| Data |
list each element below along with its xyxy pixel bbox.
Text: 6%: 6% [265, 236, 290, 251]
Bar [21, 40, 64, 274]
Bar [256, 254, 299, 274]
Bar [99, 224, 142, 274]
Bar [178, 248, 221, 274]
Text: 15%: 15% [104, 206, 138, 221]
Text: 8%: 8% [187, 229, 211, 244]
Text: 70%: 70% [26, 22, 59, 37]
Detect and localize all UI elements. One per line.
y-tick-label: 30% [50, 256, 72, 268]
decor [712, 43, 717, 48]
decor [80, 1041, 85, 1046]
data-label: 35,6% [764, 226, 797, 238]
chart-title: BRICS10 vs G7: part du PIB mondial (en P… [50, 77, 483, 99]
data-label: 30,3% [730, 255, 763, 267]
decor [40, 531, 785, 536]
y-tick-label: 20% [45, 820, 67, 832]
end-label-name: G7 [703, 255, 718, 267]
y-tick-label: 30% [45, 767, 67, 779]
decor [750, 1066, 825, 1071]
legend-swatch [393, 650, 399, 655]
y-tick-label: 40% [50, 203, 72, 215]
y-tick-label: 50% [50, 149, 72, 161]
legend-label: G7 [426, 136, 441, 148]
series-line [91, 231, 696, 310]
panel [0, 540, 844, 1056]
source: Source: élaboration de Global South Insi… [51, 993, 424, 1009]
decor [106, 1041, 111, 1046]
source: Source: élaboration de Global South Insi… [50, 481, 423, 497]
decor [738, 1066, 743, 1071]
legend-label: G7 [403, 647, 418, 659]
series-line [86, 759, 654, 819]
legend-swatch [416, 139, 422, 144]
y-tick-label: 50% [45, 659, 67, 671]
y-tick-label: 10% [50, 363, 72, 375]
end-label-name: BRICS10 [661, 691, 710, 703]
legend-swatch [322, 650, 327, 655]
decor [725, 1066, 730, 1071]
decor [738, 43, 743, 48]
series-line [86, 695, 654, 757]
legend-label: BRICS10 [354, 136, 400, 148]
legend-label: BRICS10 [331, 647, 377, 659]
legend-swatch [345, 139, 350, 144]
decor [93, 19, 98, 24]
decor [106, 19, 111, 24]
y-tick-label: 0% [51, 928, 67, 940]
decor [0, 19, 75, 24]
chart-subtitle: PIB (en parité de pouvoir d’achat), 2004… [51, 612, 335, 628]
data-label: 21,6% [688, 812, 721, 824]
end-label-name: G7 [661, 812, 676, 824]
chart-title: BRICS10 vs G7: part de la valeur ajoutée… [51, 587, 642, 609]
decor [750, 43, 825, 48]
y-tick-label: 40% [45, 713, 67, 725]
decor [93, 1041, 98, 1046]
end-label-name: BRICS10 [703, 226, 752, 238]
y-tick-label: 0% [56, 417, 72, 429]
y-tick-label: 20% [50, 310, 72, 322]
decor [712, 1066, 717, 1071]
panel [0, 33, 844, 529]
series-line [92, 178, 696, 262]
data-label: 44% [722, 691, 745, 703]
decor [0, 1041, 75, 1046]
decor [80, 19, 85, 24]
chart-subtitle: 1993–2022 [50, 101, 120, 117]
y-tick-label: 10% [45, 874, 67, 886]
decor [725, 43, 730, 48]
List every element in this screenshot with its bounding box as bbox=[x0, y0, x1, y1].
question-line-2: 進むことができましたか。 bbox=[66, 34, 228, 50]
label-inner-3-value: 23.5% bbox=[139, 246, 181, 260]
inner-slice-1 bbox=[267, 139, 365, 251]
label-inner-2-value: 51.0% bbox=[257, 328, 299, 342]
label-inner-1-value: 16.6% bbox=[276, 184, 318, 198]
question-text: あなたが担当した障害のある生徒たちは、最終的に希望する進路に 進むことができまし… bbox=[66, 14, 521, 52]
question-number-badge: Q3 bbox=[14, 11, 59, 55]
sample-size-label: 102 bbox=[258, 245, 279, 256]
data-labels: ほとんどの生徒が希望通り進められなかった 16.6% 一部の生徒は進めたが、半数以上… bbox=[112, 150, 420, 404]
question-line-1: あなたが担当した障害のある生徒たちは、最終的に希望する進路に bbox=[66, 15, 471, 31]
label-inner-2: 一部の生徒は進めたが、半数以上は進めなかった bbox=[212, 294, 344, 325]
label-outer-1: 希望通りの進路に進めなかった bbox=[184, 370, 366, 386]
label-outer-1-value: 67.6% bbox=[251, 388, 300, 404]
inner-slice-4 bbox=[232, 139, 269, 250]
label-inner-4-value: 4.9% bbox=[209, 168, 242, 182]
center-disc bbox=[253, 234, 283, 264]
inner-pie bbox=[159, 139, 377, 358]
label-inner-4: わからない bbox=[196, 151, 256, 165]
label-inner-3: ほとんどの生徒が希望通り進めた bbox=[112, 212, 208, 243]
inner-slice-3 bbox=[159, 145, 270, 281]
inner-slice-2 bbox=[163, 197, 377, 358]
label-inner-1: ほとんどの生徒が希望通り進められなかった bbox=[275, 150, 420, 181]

| Task goal |
Print the lines above verbatim, starting at the very first line and ending at the line that contains "panel [0, 540, 844, 1056]", with both of those lines included.

| The result |
list each element below along with its xyxy pixel bbox.
Text: 6%: 6% [265, 236, 290, 251]
Bar [21, 40, 64, 274]
Bar [256, 254, 299, 274]
Bar [99, 224, 142, 274]
Bar [178, 248, 221, 274]
Text: 15%: 15% [104, 206, 138, 221]
Text: 8%: 8% [187, 229, 211, 244]
Text: 70%: 70% [26, 22, 59, 37]
Detect and localize all UI elements. One per line.
y-tick-label: 30% [50, 256, 72, 268]
decor [712, 43, 717, 48]
decor [80, 1041, 85, 1046]
data-label: 35,6% [764, 226, 797, 238]
chart-title: BRICS10 vs G7: part du PIB mondial (en P… [50, 77, 483, 99]
data-label: 30,3% [730, 255, 763, 267]
decor [40, 531, 785, 536]
y-tick-label: 20% [45, 820, 67, 832]
end-label-name: G7 [703, 255, 718, 267]
y-tick-label: 30% [45, 767, 67, 779]
decor [750, 1066, 825, 1071]
legend-swatch [393, 650, 399, 655]
y-tick-label: 40% [50, 203, 72, 215]
y-tick-label: 50% [50, 149, 72, 161]
legend-label: G7 [426, 136, 441, 148]
series-line [91, 231, 696, 310]
panel [0, 540, 844, 1056]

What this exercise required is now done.